** Begin **

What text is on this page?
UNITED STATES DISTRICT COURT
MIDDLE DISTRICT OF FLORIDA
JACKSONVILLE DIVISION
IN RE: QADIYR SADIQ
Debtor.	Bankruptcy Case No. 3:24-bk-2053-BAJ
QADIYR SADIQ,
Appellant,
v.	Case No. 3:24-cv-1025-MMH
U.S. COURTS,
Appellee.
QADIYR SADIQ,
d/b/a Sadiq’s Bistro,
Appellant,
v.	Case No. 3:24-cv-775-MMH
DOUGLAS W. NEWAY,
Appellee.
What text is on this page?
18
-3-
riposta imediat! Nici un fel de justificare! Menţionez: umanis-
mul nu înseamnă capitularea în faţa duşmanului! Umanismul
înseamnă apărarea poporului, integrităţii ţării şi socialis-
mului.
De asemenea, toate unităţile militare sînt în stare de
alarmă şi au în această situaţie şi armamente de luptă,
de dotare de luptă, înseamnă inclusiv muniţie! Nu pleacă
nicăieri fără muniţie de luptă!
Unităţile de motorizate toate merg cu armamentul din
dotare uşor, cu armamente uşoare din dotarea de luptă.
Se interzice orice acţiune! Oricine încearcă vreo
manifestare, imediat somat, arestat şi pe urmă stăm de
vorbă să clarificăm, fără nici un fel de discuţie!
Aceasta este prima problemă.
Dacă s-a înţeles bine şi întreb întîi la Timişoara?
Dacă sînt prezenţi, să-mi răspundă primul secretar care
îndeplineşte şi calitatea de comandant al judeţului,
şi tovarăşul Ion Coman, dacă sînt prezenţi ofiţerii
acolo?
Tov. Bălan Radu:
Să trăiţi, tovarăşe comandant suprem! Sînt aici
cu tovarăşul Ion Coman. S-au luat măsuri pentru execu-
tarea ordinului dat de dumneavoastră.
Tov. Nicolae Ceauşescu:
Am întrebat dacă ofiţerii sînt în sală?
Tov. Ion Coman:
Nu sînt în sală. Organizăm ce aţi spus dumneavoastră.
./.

** End **

Repeat the records exactly, including every line.

Output of the exercise ::
What text is on this page?
UNITED STATES DISTRICT COURT
MIDDLE DISTRICT OF FLORIDA
JACKSONVILLE DIVISION
IN RE: QADIYR SADIQ
Debtor.	Bankruptcy Case No. 3:24-bk-2053-BAJ
QADIYR SADIQ,
Appellant,
v.	Case No. 3:24-cv-1025-MMH
U.S. COURTS,
Appellee.
QADIYR SADIQ,
d/b/a Sadiq’s Bistro,
Appellant,
v.	Case No. 3:24-cv-775-MMH
DOUGLAS W. NEWAY,
Appellee.
What text is on this page?
18
-3-
riposta imediat! Nici un fel de justificare! Menţionez: umanis-
mul nu înseamnă capitularea în faţa duşmanului! Umanismul
înseamnă apărarea poporului, integrităţii ţării şi socialis-
mului.
De asemenea, toate unităţile militare sînt în stare de
alarmă şi au în această situaţie şi armamente de luptă,
de dotare de luptă, înseamnă inclusiv muniţie! Nu pleacă
nicăieri fără muniţie de luptă!
Unităţile de motorizate toate merg cu armamentul din
dotare uşor, cu armamente uşoare din dotarea de luptă.
Se interzice orice acţiune! Oricine încearcă vreo
manifestare, imediat somat, arestat şi pe urmă stăm de
vorbă să clarificăm, fără nici un fel de discuţie!
Aceasta este prima problemă.
Dacă s-a înţeles bine şi întreb întîi la Timişoara?
Dacă sînt prezenţi, să-mi răspundă primul secretar care
îndeplineşte şi calitatea de comandant al judeţului,
şi tovarăşul Ion Coman, dacă sînt prezenţi ofiţerii
acolo?
Tov. Bălan Radu:
Să trăiţi, tovarăşe comandant suprem! Sînt aici
cu tovarăşul Ion Coman. S-au luat măsuri pentru execu-
tarea ordinului dat de dumneavoastră.
Tov. Nicolae Ceauşescu:
Am întrebat dacă ofiţerii sînt în sală?
Tov. Ion Coman:
Nu sînt în sală. Organizăm ce aţi spus dumneavoastră.
./.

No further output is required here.